[Written instruction] Report how many lines of these entries hold the string "Battery"; reply with the number alone.

[Supplied records]
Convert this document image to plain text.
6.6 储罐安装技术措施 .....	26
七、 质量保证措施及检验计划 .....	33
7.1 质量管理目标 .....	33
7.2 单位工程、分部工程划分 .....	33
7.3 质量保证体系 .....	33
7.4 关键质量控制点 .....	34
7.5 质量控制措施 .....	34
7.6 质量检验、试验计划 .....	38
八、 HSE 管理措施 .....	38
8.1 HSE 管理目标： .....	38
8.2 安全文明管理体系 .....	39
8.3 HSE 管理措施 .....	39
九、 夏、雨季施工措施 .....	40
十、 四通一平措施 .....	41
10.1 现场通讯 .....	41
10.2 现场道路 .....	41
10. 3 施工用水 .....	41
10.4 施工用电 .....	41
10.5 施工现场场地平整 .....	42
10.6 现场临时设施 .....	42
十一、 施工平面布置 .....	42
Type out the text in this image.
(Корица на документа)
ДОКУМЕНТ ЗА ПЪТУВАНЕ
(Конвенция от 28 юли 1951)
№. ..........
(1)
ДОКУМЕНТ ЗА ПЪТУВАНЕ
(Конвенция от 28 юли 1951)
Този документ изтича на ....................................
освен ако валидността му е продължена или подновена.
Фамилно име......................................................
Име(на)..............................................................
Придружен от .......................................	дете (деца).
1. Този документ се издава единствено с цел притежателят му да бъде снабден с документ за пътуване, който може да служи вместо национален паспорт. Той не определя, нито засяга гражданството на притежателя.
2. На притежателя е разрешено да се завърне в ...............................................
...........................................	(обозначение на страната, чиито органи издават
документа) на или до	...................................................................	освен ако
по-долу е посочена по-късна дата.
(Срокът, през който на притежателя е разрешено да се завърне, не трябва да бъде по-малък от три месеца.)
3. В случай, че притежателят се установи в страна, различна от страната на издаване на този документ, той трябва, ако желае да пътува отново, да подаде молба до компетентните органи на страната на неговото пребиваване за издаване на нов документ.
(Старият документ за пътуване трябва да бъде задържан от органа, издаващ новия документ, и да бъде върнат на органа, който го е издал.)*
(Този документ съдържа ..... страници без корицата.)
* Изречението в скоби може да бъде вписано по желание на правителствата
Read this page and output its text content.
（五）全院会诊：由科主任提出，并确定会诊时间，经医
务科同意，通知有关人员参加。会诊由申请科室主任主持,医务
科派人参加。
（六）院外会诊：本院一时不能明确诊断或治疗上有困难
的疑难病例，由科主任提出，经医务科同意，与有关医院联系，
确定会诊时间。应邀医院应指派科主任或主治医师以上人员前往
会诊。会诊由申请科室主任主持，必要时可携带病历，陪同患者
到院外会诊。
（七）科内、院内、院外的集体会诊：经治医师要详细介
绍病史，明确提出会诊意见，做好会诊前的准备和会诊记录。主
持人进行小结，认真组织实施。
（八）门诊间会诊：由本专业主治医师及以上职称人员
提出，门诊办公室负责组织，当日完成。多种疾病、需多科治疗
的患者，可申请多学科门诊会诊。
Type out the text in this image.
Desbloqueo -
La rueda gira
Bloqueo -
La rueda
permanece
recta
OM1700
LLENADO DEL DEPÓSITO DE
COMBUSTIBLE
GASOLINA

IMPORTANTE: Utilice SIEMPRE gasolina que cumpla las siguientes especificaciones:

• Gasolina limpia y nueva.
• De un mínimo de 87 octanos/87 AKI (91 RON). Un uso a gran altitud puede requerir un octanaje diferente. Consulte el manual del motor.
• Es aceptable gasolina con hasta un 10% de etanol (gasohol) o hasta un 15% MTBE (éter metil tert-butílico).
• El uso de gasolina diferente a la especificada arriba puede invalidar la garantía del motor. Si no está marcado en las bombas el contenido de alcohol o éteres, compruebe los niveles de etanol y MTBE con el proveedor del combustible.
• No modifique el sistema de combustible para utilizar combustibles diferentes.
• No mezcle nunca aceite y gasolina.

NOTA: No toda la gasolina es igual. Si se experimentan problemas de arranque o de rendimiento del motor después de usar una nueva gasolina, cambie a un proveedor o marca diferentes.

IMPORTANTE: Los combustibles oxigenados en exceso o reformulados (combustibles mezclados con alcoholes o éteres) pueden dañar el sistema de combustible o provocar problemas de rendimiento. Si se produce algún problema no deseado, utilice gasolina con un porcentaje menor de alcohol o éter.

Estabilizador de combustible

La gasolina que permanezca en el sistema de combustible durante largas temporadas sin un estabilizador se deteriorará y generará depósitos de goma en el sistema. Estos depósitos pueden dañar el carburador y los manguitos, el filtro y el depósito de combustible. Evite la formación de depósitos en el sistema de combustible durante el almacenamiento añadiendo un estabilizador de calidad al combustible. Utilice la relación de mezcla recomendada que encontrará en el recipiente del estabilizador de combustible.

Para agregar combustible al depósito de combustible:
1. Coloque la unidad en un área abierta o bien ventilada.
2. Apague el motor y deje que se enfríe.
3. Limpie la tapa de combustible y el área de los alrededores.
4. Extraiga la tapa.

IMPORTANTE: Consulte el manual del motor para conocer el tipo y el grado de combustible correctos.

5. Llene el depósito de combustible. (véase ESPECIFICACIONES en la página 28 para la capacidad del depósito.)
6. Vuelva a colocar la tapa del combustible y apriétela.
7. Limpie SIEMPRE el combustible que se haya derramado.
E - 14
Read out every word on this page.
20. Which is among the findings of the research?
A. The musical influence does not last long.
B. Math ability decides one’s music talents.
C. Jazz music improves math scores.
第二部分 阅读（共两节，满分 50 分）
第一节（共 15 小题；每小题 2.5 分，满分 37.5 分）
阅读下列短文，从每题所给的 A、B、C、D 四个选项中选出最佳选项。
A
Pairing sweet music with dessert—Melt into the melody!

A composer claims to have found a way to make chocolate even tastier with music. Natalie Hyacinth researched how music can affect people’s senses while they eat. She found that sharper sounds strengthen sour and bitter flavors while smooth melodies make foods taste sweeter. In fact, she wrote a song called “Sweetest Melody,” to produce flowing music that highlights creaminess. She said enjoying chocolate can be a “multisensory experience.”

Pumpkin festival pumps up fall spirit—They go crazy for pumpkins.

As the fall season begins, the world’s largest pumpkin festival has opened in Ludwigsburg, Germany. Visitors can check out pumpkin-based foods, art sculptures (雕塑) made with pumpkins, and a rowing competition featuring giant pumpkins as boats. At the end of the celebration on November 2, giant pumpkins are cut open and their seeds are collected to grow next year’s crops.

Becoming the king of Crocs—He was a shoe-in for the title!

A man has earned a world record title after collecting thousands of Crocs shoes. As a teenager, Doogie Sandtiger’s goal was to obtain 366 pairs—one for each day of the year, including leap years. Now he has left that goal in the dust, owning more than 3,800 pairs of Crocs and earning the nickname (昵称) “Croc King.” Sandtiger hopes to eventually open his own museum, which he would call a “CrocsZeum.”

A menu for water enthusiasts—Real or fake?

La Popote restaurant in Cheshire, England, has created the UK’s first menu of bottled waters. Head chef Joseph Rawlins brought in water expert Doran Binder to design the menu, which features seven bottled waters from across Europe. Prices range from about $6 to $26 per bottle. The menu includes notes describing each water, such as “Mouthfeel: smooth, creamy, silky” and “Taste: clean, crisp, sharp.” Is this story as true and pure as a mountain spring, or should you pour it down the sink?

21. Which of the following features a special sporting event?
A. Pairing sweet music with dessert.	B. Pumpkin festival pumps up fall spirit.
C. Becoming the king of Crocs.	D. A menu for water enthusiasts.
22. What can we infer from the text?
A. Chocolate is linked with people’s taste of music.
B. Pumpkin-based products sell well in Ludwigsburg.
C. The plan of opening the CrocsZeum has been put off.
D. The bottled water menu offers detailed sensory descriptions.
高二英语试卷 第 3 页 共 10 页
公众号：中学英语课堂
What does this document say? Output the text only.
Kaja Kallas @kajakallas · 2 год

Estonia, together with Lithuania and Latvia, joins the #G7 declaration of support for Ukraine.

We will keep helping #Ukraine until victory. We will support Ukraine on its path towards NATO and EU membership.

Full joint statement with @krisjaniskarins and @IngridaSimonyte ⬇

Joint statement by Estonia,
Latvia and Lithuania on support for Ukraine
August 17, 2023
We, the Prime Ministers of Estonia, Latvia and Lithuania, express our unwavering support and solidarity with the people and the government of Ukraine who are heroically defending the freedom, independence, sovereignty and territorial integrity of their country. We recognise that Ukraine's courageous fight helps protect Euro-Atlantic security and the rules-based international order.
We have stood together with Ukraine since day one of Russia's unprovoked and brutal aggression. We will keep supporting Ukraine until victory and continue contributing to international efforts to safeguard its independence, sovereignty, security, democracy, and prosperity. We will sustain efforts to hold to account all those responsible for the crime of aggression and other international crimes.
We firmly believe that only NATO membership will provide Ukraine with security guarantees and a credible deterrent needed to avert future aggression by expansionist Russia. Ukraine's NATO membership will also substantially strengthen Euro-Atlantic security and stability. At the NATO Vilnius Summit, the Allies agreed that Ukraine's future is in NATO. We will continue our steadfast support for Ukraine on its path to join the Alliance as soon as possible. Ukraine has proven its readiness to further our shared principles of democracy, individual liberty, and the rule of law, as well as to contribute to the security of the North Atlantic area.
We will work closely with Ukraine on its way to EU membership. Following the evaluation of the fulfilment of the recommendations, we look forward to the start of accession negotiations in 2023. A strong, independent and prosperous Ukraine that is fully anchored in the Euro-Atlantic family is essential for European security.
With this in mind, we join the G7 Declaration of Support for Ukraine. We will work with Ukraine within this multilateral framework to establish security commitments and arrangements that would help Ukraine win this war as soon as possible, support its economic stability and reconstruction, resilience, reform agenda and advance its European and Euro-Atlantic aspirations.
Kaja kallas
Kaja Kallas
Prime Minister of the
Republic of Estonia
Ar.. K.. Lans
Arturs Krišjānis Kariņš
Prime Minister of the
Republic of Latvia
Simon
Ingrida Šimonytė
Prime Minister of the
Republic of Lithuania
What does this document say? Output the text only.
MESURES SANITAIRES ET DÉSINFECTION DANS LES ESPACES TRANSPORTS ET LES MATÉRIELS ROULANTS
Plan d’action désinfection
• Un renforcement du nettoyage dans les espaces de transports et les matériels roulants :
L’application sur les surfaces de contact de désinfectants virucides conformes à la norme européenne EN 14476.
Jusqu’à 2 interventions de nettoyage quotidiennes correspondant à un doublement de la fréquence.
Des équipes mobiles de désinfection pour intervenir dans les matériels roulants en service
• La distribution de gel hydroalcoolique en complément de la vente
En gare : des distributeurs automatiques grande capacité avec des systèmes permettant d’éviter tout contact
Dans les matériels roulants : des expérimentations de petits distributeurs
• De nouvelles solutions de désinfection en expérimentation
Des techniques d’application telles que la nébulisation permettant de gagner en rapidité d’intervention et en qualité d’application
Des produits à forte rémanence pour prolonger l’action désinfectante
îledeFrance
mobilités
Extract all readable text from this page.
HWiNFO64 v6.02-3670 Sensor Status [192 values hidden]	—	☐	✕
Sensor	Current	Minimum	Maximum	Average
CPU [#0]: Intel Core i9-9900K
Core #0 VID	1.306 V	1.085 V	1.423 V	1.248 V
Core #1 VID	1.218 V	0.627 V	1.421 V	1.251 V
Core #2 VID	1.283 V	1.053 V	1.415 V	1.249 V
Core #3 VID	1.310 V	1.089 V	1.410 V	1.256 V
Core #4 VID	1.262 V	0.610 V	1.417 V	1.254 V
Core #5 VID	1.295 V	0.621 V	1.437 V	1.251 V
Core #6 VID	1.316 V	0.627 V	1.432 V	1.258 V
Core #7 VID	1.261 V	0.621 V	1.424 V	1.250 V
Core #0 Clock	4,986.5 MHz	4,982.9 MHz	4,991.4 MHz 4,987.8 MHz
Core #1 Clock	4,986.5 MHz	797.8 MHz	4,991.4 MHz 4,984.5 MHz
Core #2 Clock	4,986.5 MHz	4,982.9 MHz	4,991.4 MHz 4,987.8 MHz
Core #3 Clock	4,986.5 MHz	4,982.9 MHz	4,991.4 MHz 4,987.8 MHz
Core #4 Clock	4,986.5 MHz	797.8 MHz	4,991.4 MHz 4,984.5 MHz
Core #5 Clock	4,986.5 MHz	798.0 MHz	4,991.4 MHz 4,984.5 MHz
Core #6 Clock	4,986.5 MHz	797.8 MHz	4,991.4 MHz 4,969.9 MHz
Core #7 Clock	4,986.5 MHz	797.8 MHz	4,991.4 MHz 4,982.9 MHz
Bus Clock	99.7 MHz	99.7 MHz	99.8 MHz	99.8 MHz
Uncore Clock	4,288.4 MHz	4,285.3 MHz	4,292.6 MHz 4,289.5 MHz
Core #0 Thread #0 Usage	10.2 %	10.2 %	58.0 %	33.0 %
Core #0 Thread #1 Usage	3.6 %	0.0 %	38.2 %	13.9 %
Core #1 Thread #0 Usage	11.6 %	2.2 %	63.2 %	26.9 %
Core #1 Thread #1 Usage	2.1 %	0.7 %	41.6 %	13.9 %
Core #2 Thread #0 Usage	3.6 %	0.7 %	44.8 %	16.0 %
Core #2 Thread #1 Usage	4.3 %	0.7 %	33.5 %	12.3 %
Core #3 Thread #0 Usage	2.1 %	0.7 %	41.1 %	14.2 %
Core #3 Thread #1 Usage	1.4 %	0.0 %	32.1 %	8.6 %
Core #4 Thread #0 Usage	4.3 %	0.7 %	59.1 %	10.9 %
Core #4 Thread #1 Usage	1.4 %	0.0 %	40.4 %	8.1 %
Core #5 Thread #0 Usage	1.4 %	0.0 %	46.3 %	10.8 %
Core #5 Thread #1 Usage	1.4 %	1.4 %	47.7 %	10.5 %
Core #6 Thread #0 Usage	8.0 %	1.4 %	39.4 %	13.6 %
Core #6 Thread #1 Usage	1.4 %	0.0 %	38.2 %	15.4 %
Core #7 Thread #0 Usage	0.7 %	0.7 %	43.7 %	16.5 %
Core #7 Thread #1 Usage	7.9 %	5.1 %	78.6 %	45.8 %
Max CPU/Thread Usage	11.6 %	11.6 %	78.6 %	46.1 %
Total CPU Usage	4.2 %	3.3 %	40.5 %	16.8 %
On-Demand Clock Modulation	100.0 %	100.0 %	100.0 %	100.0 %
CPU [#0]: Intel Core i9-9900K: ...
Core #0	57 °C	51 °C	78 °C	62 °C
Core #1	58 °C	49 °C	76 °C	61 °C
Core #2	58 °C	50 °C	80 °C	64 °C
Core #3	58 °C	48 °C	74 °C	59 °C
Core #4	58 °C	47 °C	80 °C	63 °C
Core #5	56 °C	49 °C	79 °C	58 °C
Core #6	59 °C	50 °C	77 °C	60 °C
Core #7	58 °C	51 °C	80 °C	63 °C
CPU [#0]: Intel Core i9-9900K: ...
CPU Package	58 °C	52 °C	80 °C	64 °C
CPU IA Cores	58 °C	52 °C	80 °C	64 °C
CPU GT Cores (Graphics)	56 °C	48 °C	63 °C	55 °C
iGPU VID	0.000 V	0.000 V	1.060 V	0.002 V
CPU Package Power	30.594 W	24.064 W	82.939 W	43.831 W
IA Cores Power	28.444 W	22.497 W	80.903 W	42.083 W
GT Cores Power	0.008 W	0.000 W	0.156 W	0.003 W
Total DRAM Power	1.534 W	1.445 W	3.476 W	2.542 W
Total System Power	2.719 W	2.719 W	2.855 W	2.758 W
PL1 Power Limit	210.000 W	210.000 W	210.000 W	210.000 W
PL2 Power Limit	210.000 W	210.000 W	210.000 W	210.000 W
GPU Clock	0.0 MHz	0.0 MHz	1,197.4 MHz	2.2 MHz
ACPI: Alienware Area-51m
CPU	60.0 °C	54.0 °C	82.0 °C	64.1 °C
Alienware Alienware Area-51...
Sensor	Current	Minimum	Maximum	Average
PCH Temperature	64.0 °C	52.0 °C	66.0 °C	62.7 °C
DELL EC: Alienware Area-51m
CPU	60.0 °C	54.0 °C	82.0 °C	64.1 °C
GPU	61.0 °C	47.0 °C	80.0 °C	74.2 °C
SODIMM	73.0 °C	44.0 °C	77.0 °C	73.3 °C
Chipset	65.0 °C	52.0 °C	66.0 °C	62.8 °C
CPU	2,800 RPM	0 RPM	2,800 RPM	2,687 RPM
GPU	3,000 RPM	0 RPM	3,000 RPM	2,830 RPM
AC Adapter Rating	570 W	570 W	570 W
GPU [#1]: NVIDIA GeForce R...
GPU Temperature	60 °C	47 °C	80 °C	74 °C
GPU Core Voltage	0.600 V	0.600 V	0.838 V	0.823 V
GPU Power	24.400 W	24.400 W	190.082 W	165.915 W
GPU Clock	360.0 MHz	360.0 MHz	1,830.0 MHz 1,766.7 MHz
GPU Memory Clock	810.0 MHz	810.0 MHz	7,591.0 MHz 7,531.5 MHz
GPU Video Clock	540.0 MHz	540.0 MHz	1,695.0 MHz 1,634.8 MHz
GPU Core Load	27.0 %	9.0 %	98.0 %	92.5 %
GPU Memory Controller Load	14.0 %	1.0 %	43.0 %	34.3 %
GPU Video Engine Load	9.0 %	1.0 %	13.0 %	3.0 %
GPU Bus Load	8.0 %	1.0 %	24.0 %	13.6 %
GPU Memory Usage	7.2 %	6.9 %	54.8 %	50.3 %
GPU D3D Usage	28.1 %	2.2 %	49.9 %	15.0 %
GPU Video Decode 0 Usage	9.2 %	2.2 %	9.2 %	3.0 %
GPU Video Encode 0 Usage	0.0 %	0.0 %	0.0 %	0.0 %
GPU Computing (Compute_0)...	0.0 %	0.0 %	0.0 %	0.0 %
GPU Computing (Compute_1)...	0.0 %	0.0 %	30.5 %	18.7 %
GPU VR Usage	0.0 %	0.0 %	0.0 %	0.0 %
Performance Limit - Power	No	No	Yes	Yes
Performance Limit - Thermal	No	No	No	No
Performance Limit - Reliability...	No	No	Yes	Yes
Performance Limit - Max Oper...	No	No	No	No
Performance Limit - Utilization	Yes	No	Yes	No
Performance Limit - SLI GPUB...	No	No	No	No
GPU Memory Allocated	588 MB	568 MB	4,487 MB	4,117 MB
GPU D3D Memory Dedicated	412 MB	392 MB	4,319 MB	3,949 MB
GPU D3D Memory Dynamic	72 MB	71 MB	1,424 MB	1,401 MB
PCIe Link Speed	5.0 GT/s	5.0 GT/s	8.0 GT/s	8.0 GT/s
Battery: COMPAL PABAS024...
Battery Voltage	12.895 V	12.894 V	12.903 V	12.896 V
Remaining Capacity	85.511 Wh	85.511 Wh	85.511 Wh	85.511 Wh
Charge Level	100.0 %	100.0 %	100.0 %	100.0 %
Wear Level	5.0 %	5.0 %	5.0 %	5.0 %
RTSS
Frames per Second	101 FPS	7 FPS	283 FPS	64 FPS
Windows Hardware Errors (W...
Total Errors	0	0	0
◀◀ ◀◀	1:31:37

[Solution to the exercise] 2